Copy the listing verbatim, excluding any images found in it.

###

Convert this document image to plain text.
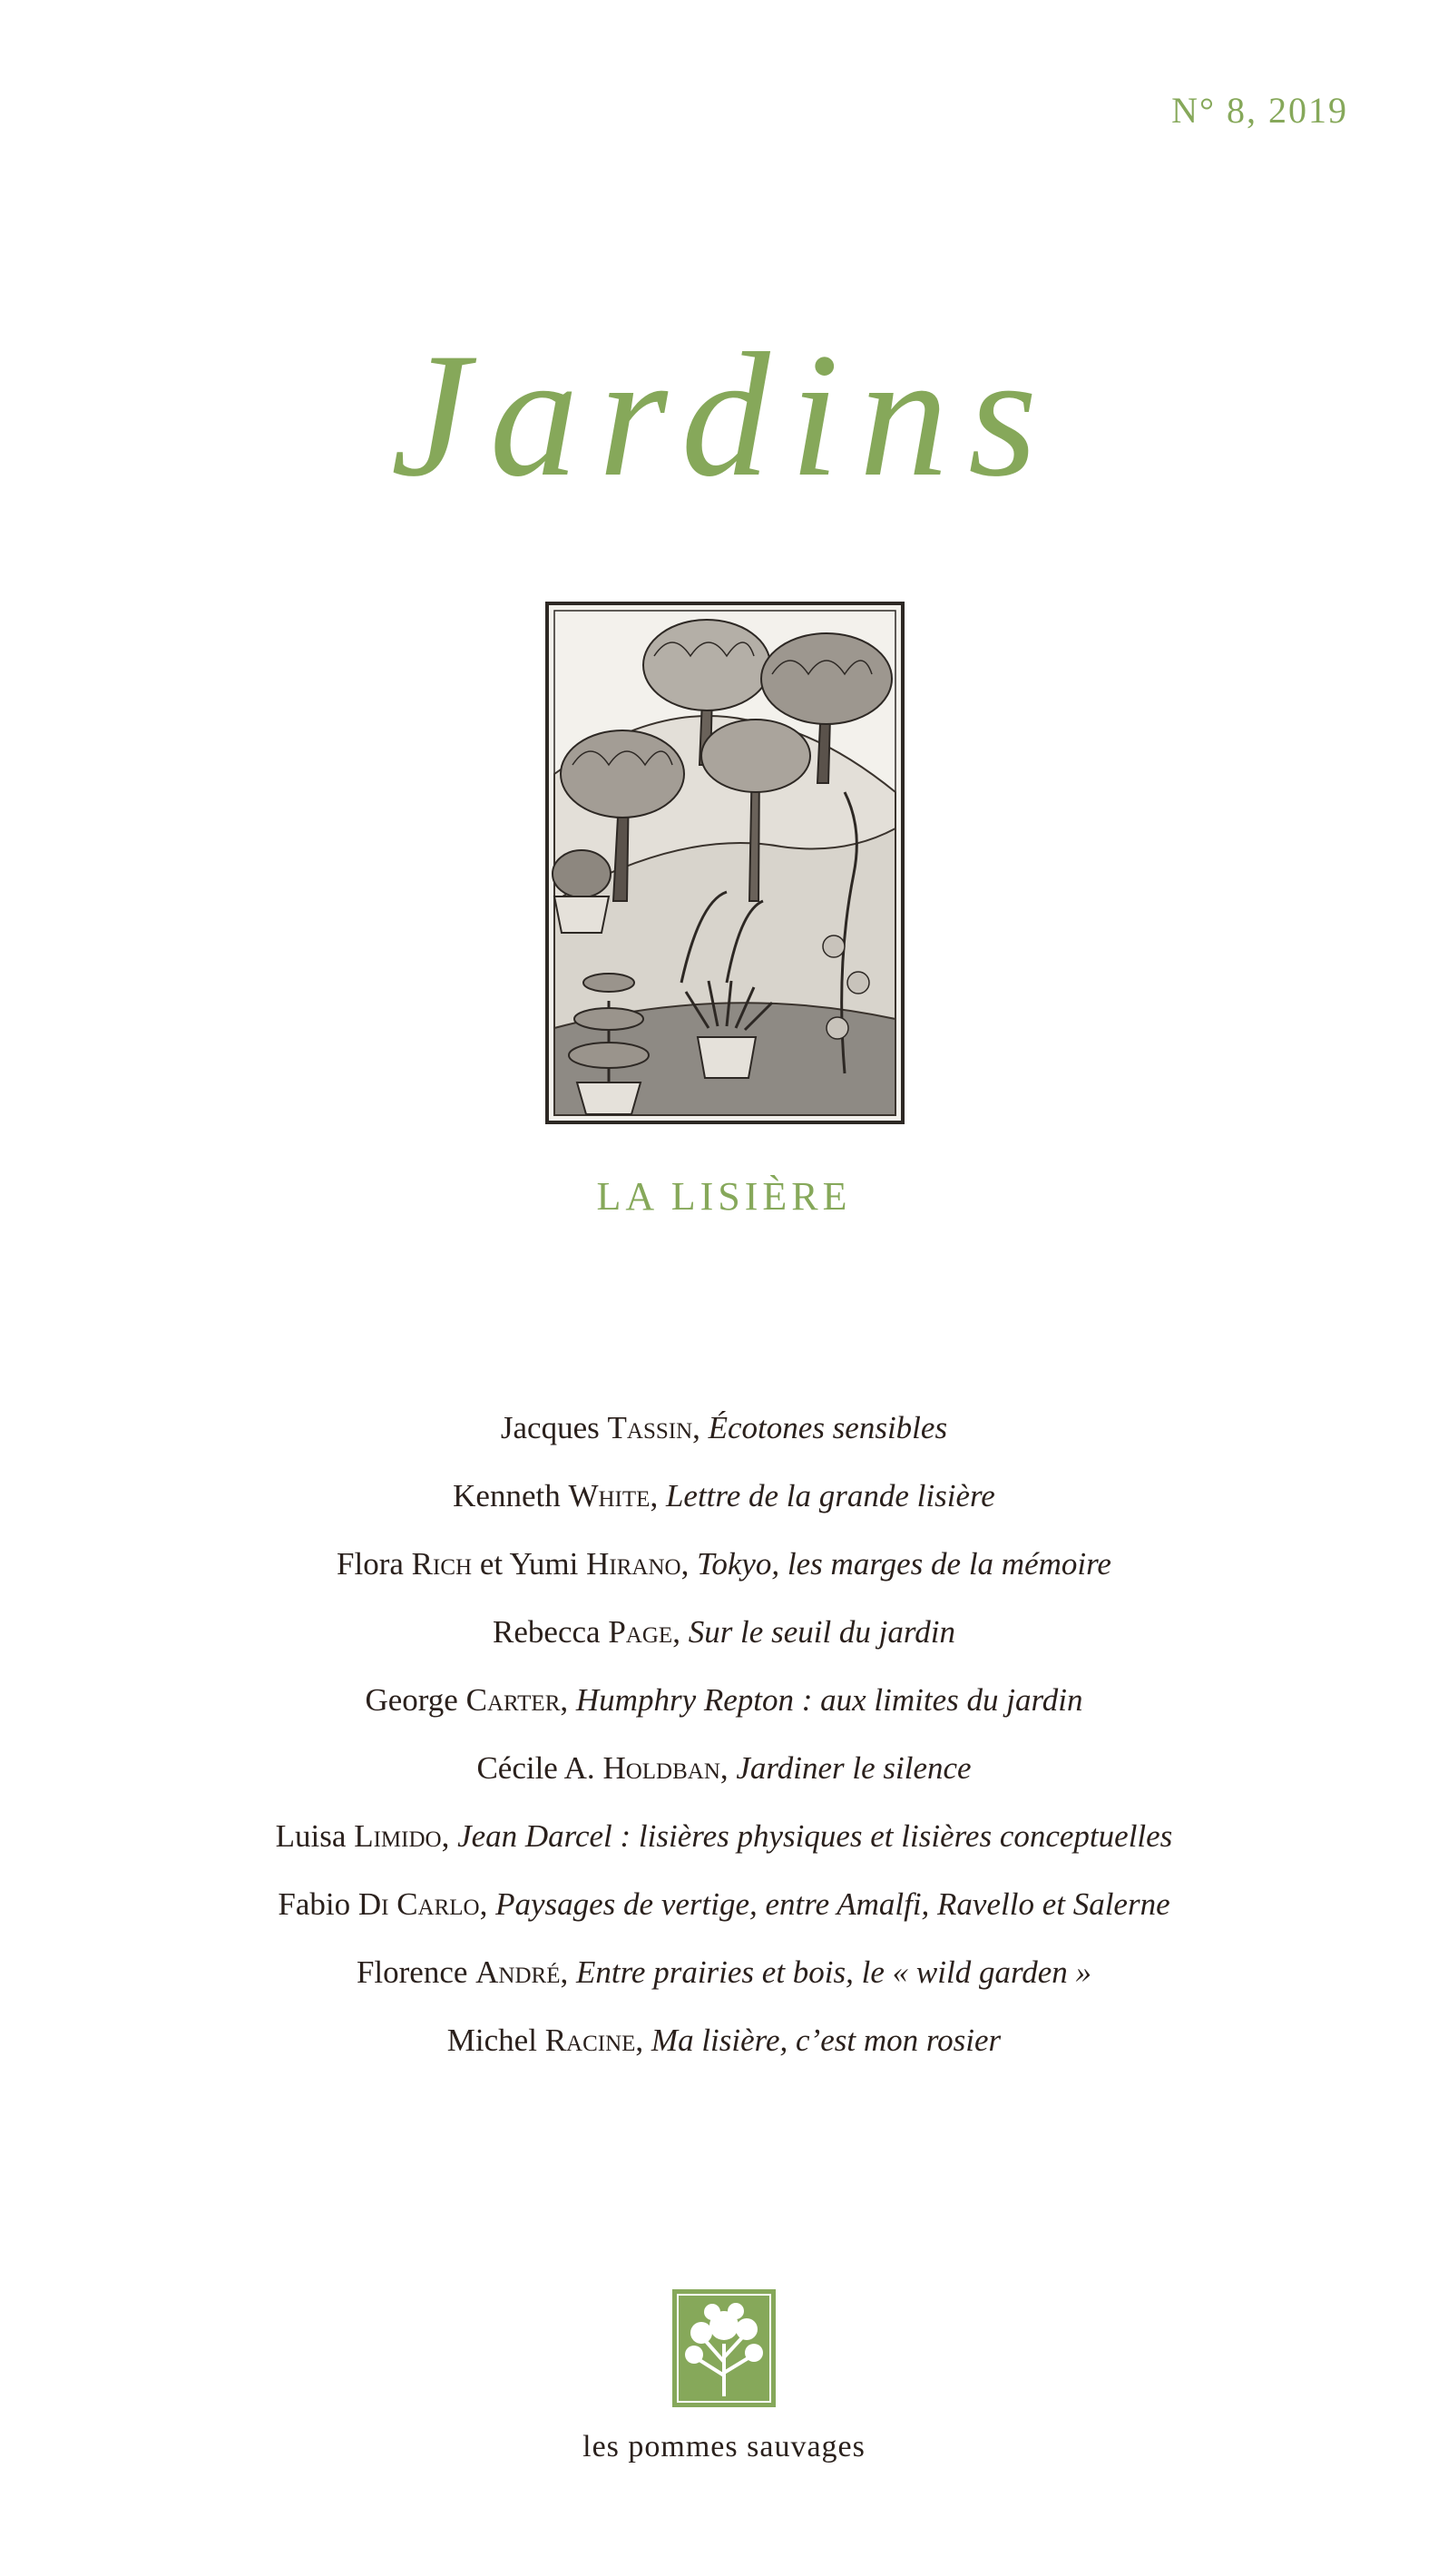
N° 8, 2019
Jardins
LA LISIÈRE
Jacques Tassin, Écotones sensibles
Kenneth White, Lettre de la grande lisière
Flora Rich et Yumi Hirano, Tokyo, les marges de la mémoire
Rebecca Page, Sur le seuil du jardin
George Carter, Humphry Repton : aux limites du jardin
Cécile A. Holdban, Jardiner le silence
Luisa Limido, Jean Darcel : lisières physiques et lisières conceptuelles
Fabio Di Carlo, Paysages de vertige, entre Amalfi, Ravello et Salerne
Florence André, Entre prairies et bois, le « wild garden »
Michel Racine, Ma lisière, c’est mon rosier
les pommes sauvages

###

• Worked solution
Convert this document image to plain text.
N° 8, 2019
Jardins
LA LISIÈRE
Jacques Tassin, Écotones sensibles
Kenneth White, Lettre de la grande lisière
Flora Rich et Yumi Hirano, Tokyo, les marges de la mémoire
Rebecca Page, Sur le seuil du jardin
George Carter, Humphry Repton : aux limites du jardin
Cécile A. Holdban, Jardiner le silence
Luisa Limido, Jean Darcel : lisières physiques et lisières conceptuelles
Fabio Di Carlo, Paysages de vertige, entre Amalfi, Ravello et Salerne
Florence André, Entre prairies et bois, le « wild garden »
Michel Racine, Ma lisière, c’est mon rosier
les pommes sauvages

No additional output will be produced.